===== DATA EXCERPTS =====

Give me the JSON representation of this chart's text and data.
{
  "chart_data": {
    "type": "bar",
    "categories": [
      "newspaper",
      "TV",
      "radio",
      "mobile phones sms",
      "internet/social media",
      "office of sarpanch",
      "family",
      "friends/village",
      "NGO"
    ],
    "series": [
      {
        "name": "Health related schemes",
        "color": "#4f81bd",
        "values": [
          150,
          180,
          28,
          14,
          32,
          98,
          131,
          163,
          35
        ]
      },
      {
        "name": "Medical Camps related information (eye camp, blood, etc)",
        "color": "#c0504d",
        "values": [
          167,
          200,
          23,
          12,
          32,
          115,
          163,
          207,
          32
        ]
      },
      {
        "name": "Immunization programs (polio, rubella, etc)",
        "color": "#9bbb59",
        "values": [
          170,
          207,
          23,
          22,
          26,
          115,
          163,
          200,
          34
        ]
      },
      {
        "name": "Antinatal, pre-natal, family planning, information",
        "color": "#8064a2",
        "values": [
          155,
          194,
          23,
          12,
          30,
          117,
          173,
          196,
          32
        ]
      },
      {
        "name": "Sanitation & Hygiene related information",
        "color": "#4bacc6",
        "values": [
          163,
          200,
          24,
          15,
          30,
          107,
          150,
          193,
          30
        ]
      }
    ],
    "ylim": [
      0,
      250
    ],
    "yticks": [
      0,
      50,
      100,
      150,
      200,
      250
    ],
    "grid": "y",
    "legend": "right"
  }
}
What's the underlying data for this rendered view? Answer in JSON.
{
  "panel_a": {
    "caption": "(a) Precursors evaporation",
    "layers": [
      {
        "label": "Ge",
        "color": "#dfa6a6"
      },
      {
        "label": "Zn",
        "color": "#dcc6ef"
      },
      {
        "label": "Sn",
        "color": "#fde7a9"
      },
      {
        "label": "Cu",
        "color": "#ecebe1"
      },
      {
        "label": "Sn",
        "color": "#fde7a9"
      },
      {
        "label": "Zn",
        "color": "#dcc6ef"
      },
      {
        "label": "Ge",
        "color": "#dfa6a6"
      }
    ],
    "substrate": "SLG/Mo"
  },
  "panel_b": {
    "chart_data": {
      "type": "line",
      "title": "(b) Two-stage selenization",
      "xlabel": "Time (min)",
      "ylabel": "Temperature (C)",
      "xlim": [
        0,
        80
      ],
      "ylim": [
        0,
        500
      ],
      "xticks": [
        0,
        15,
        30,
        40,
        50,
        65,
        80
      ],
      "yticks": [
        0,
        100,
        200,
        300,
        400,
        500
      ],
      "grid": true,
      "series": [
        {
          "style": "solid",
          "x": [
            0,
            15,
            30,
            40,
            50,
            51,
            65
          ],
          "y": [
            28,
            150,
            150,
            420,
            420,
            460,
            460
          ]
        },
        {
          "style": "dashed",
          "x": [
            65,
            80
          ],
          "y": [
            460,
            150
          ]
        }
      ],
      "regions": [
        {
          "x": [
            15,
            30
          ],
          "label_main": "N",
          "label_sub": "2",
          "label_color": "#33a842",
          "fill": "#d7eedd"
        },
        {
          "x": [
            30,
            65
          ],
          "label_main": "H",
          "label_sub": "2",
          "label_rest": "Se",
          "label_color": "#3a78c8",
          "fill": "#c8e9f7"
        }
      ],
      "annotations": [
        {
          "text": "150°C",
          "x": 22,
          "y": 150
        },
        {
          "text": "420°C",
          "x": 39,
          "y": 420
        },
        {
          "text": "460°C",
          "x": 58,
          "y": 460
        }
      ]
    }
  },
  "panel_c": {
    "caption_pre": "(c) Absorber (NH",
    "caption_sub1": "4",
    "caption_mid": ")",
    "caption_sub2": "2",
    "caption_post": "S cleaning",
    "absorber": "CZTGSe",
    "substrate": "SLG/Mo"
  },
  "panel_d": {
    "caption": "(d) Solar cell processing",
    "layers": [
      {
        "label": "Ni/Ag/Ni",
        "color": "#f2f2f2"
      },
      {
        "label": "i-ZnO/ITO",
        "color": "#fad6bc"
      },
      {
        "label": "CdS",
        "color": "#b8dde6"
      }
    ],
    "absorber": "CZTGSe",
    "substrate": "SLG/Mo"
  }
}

=====

## CHALLENGE
Set out every line from the material that contains the string "information".

## OUTPUT OF THE TASK
        "name": "Medical Camps related information (eye camp, blood, etc)",
        "name": "Antinatal, pre-natal, family planning, information",
        "name": "Sanitation & Hygiene related information",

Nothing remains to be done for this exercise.